==== SUPPLIED INFORMATION ====

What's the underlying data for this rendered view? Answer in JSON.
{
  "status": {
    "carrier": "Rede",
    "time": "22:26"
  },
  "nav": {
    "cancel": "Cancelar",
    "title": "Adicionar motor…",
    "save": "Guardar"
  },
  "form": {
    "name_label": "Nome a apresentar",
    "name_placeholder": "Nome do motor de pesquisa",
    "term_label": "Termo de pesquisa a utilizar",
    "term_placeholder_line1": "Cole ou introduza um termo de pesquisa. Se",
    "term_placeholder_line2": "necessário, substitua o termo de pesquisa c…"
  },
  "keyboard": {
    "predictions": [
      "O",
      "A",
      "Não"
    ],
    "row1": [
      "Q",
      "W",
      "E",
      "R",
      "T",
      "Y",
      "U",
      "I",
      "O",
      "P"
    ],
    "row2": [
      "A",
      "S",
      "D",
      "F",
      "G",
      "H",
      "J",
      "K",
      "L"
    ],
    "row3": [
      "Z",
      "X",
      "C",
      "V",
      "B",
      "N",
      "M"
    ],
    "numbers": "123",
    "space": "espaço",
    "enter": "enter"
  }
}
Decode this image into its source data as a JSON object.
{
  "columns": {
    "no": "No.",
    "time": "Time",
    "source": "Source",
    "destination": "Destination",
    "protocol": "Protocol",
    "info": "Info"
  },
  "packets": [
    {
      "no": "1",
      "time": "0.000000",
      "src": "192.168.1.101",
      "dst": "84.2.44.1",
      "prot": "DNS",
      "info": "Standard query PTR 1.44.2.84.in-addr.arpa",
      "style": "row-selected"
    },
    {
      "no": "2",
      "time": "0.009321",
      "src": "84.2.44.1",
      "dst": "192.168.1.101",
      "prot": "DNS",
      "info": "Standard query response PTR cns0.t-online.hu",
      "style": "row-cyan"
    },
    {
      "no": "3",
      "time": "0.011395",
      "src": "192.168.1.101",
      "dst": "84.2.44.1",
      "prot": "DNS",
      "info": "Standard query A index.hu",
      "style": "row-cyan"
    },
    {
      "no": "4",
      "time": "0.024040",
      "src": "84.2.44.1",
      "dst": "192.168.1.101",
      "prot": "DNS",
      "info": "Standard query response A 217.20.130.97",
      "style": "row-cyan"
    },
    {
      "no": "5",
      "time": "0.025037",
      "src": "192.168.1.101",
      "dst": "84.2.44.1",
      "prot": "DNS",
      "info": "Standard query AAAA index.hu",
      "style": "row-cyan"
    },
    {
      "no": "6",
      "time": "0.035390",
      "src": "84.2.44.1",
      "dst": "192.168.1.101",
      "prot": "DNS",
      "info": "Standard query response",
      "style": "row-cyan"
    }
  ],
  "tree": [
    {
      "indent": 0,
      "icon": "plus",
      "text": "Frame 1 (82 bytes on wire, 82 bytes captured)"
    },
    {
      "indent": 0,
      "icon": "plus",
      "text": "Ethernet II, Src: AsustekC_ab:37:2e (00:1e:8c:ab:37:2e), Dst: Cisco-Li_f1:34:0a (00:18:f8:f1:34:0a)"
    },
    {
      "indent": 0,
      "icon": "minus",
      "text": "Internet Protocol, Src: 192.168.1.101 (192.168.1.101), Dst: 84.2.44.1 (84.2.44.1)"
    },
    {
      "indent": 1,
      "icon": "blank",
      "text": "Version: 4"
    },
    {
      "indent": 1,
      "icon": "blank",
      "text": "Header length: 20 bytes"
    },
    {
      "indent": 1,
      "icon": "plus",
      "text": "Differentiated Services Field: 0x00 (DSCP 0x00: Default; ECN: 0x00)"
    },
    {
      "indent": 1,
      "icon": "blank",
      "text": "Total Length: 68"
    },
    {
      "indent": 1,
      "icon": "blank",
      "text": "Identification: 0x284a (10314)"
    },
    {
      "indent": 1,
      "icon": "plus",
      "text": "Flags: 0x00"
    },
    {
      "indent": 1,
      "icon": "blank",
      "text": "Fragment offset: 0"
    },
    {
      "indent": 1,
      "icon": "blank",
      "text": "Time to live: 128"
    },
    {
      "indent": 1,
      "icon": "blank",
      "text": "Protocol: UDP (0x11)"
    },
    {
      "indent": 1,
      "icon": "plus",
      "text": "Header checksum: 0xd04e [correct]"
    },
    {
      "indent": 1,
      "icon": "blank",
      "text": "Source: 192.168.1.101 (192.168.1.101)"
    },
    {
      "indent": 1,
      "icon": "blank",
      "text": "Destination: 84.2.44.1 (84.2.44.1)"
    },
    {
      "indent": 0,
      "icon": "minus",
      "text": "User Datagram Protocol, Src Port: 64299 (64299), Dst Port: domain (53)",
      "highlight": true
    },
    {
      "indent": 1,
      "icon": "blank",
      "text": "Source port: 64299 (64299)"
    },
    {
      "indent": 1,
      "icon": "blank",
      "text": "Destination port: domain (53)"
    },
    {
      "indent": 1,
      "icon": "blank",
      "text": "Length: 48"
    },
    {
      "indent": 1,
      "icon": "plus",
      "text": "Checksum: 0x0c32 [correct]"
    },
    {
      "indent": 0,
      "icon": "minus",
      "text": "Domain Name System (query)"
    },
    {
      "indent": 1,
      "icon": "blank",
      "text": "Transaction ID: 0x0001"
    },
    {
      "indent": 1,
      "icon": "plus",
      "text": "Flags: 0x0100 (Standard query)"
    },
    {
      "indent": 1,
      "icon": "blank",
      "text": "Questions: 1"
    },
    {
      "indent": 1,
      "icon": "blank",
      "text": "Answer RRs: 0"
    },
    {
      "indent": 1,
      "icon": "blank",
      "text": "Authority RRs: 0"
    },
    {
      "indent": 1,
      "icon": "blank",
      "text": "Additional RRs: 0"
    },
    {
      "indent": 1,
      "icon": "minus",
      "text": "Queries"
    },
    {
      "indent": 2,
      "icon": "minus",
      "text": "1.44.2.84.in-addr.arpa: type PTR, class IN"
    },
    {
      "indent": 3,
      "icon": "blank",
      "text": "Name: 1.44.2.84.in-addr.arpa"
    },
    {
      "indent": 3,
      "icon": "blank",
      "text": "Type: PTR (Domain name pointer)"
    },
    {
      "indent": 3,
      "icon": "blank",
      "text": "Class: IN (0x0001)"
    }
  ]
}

====

● TO DO: Select every line in the records above that contains the word "Answer".

● EXERCISE SOLUTION:
What's the underlying data for this rendered view? Answer in JSON.
      "text": "Answer RRs: 0"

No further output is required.